Print the material unchanged, starting at its first line and ending at the line that contains "0, 932, 22]", including both of those lines.

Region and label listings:
↓
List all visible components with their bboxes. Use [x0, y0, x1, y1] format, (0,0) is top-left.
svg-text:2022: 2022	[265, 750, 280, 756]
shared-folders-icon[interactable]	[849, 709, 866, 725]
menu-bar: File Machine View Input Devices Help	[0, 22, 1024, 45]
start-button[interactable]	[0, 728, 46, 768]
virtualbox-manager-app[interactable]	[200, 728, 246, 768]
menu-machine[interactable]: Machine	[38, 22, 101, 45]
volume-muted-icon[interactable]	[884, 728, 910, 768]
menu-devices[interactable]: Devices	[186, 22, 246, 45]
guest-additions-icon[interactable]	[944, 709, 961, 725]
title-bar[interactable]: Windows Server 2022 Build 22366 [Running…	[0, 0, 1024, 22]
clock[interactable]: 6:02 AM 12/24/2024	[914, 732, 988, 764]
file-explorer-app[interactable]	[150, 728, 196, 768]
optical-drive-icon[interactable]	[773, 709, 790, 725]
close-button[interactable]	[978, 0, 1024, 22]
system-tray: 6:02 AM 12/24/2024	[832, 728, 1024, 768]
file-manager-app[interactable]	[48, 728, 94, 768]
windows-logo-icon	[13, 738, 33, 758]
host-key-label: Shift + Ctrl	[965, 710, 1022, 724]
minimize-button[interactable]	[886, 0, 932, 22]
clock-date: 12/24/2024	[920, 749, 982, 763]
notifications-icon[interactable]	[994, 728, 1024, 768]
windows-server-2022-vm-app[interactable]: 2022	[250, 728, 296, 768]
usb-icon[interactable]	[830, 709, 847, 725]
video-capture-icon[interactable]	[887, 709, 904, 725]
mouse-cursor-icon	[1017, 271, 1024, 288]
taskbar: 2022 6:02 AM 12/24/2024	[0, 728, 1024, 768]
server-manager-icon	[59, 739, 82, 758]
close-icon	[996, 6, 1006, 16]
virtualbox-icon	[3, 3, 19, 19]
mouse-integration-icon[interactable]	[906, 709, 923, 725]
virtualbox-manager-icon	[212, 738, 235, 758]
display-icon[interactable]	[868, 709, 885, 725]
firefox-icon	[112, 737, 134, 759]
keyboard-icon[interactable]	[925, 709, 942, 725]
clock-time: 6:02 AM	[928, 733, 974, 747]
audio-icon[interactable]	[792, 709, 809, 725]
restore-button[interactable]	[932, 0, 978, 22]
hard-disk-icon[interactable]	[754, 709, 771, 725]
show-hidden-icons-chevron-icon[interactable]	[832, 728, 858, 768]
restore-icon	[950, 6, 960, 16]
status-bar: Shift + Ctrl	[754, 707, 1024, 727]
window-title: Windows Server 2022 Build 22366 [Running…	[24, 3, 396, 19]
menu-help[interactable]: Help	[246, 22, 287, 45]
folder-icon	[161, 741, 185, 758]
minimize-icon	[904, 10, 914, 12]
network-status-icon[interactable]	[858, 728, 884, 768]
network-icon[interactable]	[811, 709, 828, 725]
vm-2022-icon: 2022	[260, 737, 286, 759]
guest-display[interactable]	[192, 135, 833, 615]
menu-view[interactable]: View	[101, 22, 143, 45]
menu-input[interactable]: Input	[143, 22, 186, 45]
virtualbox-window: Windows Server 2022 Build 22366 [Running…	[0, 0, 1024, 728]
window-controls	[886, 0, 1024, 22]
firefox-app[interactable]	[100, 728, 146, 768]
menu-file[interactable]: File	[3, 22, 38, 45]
↑
__RESULT FOR THIS EXERCISE__
List all visible components with their bboxes. Use [x0, y0, x1, y1] format, (0,0) is top-left.
svg-text:2022: 2022	[265, 750, 280, 756]
shared-folders-icon[interactable]	[849, 709, 866, 725]
menu-bar: File Machine View Input Devices Help	[0, 22, 1024, 45]
start-button[interactable]	[0, 728, 46, 768]
virtualbox-manager-app[interactable]	[200, 728, 246, 768]
menu-machine[interactable]: Machine	[38, 22, 101, 45]
volume-muted-icon[interactable]	[884, 728, 910, 768]
menu-devices[interactable]: Devices	[186, 22, 246, 45]
guest-additions-icon[interactable]	[944, 709, 961, 725]
title-bar[interactable]: Windows Server 2022 Build 22366 [Running…	[0, 0, 1024, 22]
clock[interactable]: 6:02 AM 12/24/2024	[914, 732, 988, 764]
file-explorer-app[interactable]	[150, 728, 196, 768]
optical-drive-icon[interactable]	[773, 709, 790, 725]
close-button[interactable]	[978, 0, 1024, 22]
system-tray: 6:02 AM 12/24/2024	[832, 728, 1024, 768]
file-manager-app[interactable]	[48, 728, 94, 768]
windows-logo-icon	[13, 738, 33, 758]
host-key-label: Shift + Ctrl	[965, 710, 1022, 724]
minimize-button[interactable]	[886, 0, 932, 22]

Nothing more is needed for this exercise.